▶ EXERCISE
Write out all of the data exactly as it appears.

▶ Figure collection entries
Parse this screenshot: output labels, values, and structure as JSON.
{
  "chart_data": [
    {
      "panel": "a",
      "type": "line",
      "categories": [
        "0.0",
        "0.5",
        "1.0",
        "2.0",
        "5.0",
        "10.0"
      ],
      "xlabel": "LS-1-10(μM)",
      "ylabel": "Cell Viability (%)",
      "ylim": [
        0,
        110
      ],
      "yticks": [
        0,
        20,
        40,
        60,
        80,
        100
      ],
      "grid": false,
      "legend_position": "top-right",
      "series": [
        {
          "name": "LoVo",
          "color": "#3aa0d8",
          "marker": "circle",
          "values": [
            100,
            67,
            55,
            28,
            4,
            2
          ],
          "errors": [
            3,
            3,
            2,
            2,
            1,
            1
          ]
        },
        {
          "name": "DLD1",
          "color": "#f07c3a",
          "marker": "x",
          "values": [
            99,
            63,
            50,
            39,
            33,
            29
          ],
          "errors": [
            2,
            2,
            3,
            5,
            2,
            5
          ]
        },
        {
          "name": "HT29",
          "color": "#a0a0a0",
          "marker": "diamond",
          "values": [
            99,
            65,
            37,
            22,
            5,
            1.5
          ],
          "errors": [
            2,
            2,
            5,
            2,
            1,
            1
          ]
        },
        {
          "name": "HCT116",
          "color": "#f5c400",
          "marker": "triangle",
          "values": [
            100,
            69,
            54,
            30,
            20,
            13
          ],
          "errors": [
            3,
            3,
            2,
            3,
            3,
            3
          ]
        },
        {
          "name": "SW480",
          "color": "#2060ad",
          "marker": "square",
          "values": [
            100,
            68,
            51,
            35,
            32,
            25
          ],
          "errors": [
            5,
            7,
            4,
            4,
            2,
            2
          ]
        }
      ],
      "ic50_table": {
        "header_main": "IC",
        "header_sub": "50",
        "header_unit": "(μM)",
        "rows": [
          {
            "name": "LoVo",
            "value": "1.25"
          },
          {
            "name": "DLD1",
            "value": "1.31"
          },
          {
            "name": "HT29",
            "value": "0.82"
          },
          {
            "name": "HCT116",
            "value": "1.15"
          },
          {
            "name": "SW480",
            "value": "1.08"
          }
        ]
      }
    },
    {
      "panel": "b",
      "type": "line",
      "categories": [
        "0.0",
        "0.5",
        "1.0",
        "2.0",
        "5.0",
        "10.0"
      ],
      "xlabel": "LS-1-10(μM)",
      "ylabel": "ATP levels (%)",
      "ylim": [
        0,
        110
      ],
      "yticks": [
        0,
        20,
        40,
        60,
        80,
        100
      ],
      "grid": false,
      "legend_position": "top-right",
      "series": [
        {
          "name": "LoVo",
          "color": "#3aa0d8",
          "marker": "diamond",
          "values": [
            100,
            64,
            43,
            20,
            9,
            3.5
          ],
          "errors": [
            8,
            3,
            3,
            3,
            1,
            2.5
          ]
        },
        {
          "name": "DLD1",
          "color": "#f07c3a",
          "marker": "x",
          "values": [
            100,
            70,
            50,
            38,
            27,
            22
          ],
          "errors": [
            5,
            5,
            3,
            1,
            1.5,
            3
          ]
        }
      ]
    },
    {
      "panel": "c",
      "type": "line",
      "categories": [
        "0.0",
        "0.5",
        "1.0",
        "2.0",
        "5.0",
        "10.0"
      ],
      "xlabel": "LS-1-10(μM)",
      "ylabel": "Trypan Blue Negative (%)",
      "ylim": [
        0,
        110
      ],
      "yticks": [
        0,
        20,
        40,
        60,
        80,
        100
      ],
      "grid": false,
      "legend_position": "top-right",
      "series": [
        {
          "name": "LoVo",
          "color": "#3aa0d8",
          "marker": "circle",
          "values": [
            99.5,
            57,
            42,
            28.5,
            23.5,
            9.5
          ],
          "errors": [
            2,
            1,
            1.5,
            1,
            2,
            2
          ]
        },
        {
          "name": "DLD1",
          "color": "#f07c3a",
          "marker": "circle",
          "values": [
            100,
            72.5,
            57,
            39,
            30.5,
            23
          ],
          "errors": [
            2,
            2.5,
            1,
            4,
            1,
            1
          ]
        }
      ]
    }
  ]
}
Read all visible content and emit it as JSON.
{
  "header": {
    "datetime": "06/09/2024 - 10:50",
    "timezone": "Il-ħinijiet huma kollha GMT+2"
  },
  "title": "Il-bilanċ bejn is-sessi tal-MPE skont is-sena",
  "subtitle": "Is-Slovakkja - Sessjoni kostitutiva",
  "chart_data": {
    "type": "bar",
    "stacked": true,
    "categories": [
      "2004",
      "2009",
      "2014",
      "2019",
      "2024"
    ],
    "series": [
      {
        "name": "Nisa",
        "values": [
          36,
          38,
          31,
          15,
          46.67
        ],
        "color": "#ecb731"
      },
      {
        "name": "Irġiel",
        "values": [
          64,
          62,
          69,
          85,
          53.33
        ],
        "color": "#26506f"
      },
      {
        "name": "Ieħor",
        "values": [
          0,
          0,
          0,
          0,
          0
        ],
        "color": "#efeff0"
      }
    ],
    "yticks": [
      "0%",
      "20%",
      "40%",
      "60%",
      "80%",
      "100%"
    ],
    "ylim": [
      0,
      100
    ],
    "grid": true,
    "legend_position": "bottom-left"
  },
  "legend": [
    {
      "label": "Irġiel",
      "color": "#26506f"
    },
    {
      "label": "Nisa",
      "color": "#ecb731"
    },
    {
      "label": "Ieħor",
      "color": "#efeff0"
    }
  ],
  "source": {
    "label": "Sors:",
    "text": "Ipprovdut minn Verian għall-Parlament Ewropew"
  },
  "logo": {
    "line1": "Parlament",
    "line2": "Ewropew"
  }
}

▶ EXERCISE RESULT
Parse this screenshot: output labels, values, and structure as JSON.
{
  "chart_data": [
    {
      "panel": "a",
      "type": "line",
      "categories": [
        "0.0",
        "0.5",
        "1.0",
        "2.0",
        "5.0",
        "10.0"
      ],
      "xlabel": "LS-1-10(μM)",
      "ylabel": "Cell Viability (%)",
      "ylim": [
        0,
        110
      ],
      "yticks": [
        0,
        20,
        40,
        60,
        80,
        100
      ],
      "grid": false,
      "legend_position": "top-right",
      "series": [
        {
          "name": "LoVo",
          "color": "#3aa0d8",
          "marker": "circle",
          "values": [
            100,
            67,
            55,
            28,
            4,
            2
          ],
          "errors": [
            3,
            3,
            2,
            2,
            1,
            1
          ]
        },
        {
          "name": "DLD1",
          "color": "#f07c3a",
          "marker": "x",
          "values": [
            99,
            63,
            50,
            39,
            33,
            29
          ],
          "errors": [
            2,
            2,
            3,
            5,
            2,
            5
          ]
        },
        {
          "name": "HT29",
          "color": "#a0a0a0",
          "marker": "diamond",
          "values": [
            99,
            65,
            37,
            22,
            5,
            1.5
          ],
          "errors": [
            2,
            2,
            5,
            2,
            1,
            1
          ]
        },
        {
          "name": "HCT116",
          "color": "#f5c400",
          "marker": "triangle",
          "values": [
            100,
            69,
            54,
            30,
            20,
            13
          ],
          "errors": [
            3,
            3,
            2,
            3,
            3,
            3
          ]
        },
        {
          "name": "SW480",
          "color": "#2060ad",
          "marker": "square",
          "values": [
            100,
            68,
            51,
            35,
            32,
            25
          ],
          "errors": [
            5,
            7,
            4,
            4,
            2,
            2
          ]
        }
      ],
      "ic50_table": {
        "header_main": "IC",
        "header_sub": "50",
        "header_unit": "(μM)",
        "rows": [
          {
            "name": "LoVo",
            "value": "1.25"
          },
          {
            "name": "DLD1",
            "value": "1.31"
          },
          {
            "name": "HT29",
            "value": "0.82"
          },
          {
            "name": "HCT116",
            "value": "1.15"
          },
          {
            "name": "SW480",
            "value": "1.08"
          }
        ]
      }
    },
    {
      "panel": "b",
      "type": "line",
      "categories": [
        "0.0",
        "0.5",
        "1.0",
        "2.0",
        "5.0",
        "10.0"
      ],
      "xlabel": "LS-1-10(μM)",
      "ylabel": "ATP levels (%)",
      "ylim": [
        0,
        110
      ],
      "yticks": [
        0,
        20,
        40,
        60,
        80,
        100
      ],
      "grid": false,
      "legend_position": "top-right",
      "series": [
        {
          "name": "LoVo",
          "color": "#3aa0d8",
          "marker": "diamond",
          "values": [
            100,
            64,
            43,
            20,
            9,
            3.5
          ],
          "errors": [
            8,
            3,
            3,
            3,
            1,
            2.5
          ]
        },
        {
          "name": "DLD1",
          "color": "#f07c3a",
          "marker": "x",
          "values": [
            100,
            70,
            50,
            38,
            27,
            22
          ],
          "errors": [
            5,
            5,
            3,
            1,
            1.5,
            3
          ]
        }
      ]
    },
    {
      "panel": "c",
      "type": "line",
      "categories": [
        "0.0",
        "0.5",
        "1.0",
        "2.0",
        "5.0",
        "10.0"
      ],
      "xlabel": "LS-1-10(μM)",
      "ylabel": "Trypan Blue Negative (%)",
      "ylim": [
        0,
        110
      ],
      "yticks": [
        0,
        20,
        40,
        60,
        80,
        100
      ],
      "grid": false,
      "legend_position": "top-right",
      "series": [
        {
          "name": "LoVo",
          "color": "#3aa0d8",
          "marker": "circle",
          "values": [
            99.5,
            57,
            42,
            28.5,
            23.5,
            9.5
          ],
          "errors": [
            2,
            1,
            1.5,
            1,
            2,
            2
          ]
        },
        {
          "name": "DLD1",
          "color": "#f07c3a",
          "marker": "circle",
          "values": [
            100,
            72.5,
            57,
            39,
            30.5,
            23
          ],
          "errors": [
            2,
            2.5,
            1,
            4,
            1,
            1
          ]
        }
      ]
    }
  ]
}
Read all visible content and emit it as JSON.
{
  "header": {
    "datetime": "06/09/2024 - 10:50",
    "timezone": "Il-ħinijiet huma kollha GMT+2"
  },
  "title": "Il-bilanċ bejn is-sessi tal-MPE skont is-sena",
  "subtitle": "Is-Slovakkja - Sessjoni kostitutiva",
  "chart_data": {
    "type": "bar",
    "stacked": true,
    "categories": [
      "2004",
      "2009",
      "2014",
      "2019",
      "2024"
    ],
    "series": [
      {
        "name": "Nisa",
        "values": [
          36,
          38,
          31,
          15,
          46.67
        ],
        "color": "#ecb731"
      },
      {
        "name": "Irġiel",
        "values": [
          64,
          62,
          69,
          85,
          53.33
        ],
        "color": "#26506f"
      },
      {
        "name": "Ieħor",
        "values": [
          0,
          0,
          0,
          0,
          0
        ],
        "color": "#efeff0"
      }
    ],
    "yticks": [
      "0%",
      "20%",
      "40%",
      "60%",
      "80%",
      "100%"
    ],
    "ylim": [
      0,
      100
    ],
    "grid": true,
    "legend_position": "bottom-left"
  },
  "legend": [
    {
      "label": "Irġiel",
      "color": "#26506f"
    },
    {
      "label": "Nisa",
      "color": "#ecb731"
    },
    {
      "label": "Ieħor",
      "color": "#efeff0"
    }
  ],
  "source": {
    "label": "Sors:",
    "text": "Ipprovdut minn Verian għall-Parlament Ewropew"
  },
  "logo": {
    "line1": "Parlament",
    "line2": "Ewropew"
  }
}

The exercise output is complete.